_Page text_
◆ ◆ ◆ ◆ ◆

Role: As TPM at Together AI, you will be at the core of building, optimizing, and scaling the global GPU resources needed for a pioneering AI infrastructure company. Your role is crucial in ensuring that the backbone of our AI models, thousands of GPUs distributed around the world, operates efficiently and reliably, enabling cutting-edge AI advancements that democratize access to AI technology globally. You will play a critical role in streamlining our workflows, improving collaboration and communication between internal and external teams, and enhancing our overall ability to deliver high-quality products and services. You’ll have the opportunity to shape the future of AI infrastructure, working alongside top engineers, researchers, and innovators to power the next generation of AI-driven solutions.
Requirements
- 7+ years of experience in technical program or project management, with a focus on large-scale technology deployments.
- A technical background, with demonstrated ability to engage on technical topics - typically demonstrated by an Engineering degree or equivalent technical experience.
- Experience with cloud computing platforms, decentralized cloud infrastructure, and/or similar large-scale technology deployments.
- Experience with cloud-based technologies, such as AWS, Google Cloud, or Azure, and distributed systems, including containerization and orchestration tools.
- Knowledge of data center operations, including power, cooling, and networking systems.
- Excellent communication and project management skills, with the ability to work effectively with external vendors and internal stakeholders.
- Strong process management skills, with experience in developing and implementing processes to ensure efficient and effective deployment of large-scale infrastructure.
- Experience working in a fast-paced, dynamic environment, with a proven track record of driving results and delivering complex programs and products.
- Ability to thrive in a collaborative environment involving different stakeholders and subject matter experts.
- Strong analytical and problem-solving skills, with the ability to identify and mitigate risks.
Responsibilities
- Develop and execute strategic plans for large-scale GPU cluster deployments, ensuring that all deployments are delivered on time, within budget, and to the required quality standards.

◆ ◆ ◆ ◆ ◆

_Information supplied_

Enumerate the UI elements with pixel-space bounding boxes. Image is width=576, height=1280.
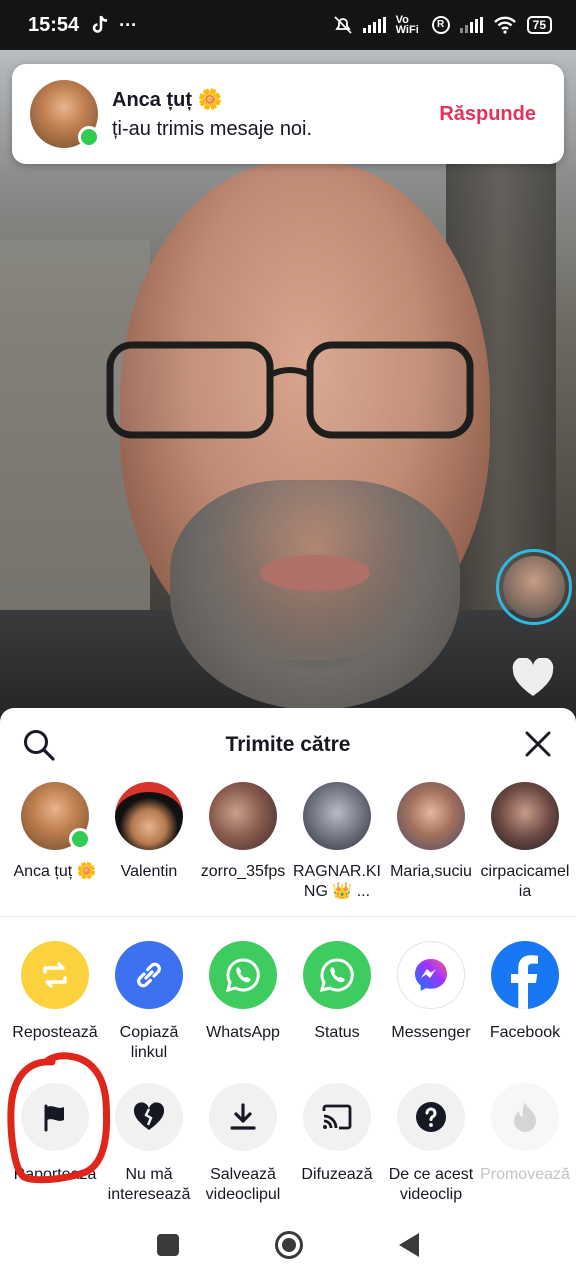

◆ ◆ ◆ ◆ ◆

_The request_
Using the job posting, please explain in one to three sentences why it calls the TPM role crucial. The material comes from a different source than the job posting.

_Complete answer_
The role is crucial because it ensures that the backbone of the company's AI models, thousands of GPUs distributed around the world, operates efficiently and reliably. That reliability enables cutting-edge AI advancements that democratize access to AI technology globally.